■ TASK TO CARRY OUT
Output all lines exactly.

Saved entries:
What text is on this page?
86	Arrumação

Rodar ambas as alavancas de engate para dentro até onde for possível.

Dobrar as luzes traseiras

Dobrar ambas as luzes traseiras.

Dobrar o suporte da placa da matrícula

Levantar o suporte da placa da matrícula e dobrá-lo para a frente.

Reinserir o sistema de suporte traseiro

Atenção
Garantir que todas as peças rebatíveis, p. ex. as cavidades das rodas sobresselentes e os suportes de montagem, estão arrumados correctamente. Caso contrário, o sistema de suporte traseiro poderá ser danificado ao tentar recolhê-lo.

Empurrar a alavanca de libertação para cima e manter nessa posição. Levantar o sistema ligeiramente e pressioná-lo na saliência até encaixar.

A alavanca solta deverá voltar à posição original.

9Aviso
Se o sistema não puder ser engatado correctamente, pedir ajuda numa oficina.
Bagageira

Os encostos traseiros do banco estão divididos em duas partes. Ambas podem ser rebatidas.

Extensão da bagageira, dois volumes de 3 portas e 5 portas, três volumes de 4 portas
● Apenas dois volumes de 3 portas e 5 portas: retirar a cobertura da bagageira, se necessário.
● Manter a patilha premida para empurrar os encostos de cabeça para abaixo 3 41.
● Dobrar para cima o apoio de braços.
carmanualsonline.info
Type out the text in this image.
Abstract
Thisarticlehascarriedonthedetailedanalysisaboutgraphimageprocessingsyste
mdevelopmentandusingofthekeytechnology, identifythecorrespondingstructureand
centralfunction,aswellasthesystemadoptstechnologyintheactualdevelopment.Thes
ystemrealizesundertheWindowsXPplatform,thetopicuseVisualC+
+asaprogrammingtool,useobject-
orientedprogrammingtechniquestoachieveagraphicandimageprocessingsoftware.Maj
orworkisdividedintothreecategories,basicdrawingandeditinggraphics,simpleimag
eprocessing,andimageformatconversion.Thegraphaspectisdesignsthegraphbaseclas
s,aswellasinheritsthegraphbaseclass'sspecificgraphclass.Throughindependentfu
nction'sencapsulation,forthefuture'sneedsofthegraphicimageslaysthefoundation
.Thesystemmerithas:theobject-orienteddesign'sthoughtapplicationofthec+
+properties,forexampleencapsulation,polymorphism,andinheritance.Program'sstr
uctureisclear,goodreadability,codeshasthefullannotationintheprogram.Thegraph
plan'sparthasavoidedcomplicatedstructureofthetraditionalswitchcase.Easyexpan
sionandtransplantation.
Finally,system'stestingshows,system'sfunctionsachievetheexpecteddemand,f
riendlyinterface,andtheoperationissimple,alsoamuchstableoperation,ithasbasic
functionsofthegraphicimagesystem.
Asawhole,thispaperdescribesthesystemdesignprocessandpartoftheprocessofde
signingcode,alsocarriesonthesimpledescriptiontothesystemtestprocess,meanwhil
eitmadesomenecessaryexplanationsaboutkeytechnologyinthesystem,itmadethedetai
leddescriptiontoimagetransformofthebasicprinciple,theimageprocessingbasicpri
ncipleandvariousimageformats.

■ SOLUTION
What text is on this page?
86	Arrumação

Rodar ambas as alavancas de engate para dentro até onde for possível.

Dobrar as luzes traseiras

Dobrar ambas as luzes traseiras.

Dobrar o suporte da placa da matrícula

Levantar o suporte da placa da matrícula e dobrá-lo para a frente.

Reinserir o sistema de suporte traseiro

Atenção
Garantir que todas as peças rebatíveis, p. ex. as cavidades das rodas sobresselentes e os suportes de montagem, estão arrumados correctamente. Caso contrário, o sistema de suporte traseiro poderá ser danificado ao tentar recolhê-lo.

Empurrar a alavanca de libertação para cima e manter nessa posição. Levantar o sistema ligeiramente e pressioná-lo na saliência até encaixar.

A alavanca solta deverá voltar à posição original.

9Aviso
Se o sistema não puder ser engatado correctamente, pedir ajuda numa oficina.
Bagageira

Os encostos traseiros do banco estão divididos em duas partes. Ambas podem ser rebatidas.

Extensão da bagageira, dois volumes de 3 portas e 5 portas, três volumes de 4 portas
● Apenas dois volumes de 3 portas e 5 portas: retirar a cobertura da bagageira, se necessário.
● Manter a patilha premida para empurrar os encostos de cabeça para abaixo 3 41.
● Dobrar para cima o apoio de braços.
carmanualsonline.info
Type out the text in this image.
Abstract
Thisarticlehascarriedonthedetailedanalysisaboutgraphimageprocessingsyste
mdevelopmentandusingofthekeytechnology, identifythecorrespondingstructureand
centralfunction,aswellasthesystemadoptstechnologyintheactualdevelopment.Thes
ystemrealizesundertheWindowsXPplatform,thetopicuseVisualC+
+asaprogrammingtool,useobject-
orientedprogrammingtechniquestoachieveagraphicandimageprocessingsoftware.Maj
orworkisdividedintothreecategories,basicdrawingandeditinggraphics,simpleimag
eprocessing,andimageformatconversion.Thegraphaspectisdesignsthegraphbaseclas
s,aswellasinheritsthegraphbaseclass'sspecificgraphclass.Throughindependentfu
nction'sencapsulation,forthefuture'sneedsofthegraphicimageslaysthefoundation
.Thesystemmerithas:theobject-orienteddesign'sthoughtapplicationofthec+
+properties,forexampleencapsulation,polymorphism,andinheritance.Program'sstr
uctureisclear,goodreadability,codeshasthefullannotationintheprogram.Thegraph
plan'sparthasavoidedcomplicatedstructureofthetraditionalswitchcase.Easyexpan
sionandtransplantation.
Finally,system'stestingshows,system'sfunctionsachievetheexpecteddemand,f
riendlyinterface,andtheoperationissimple,alsoamuchstableoperation,ithasbasic
functionsofthegraphicimagesystem.
Asawhole,thispaperdescribesthesystemdesignprocessandpartoftheprocessofde
signingcode,alsocarriesonthesimpledescriptiontothesystemtestprocess,meanwhil
eitmadesomenecessaryexplanationsaboutkeytechnologyinthesystem,itmadethedetai
leddescriptiontoimagetransformofthebasicprinciple,theimageprocessingbasicpri
ncipleandvariousimageformats.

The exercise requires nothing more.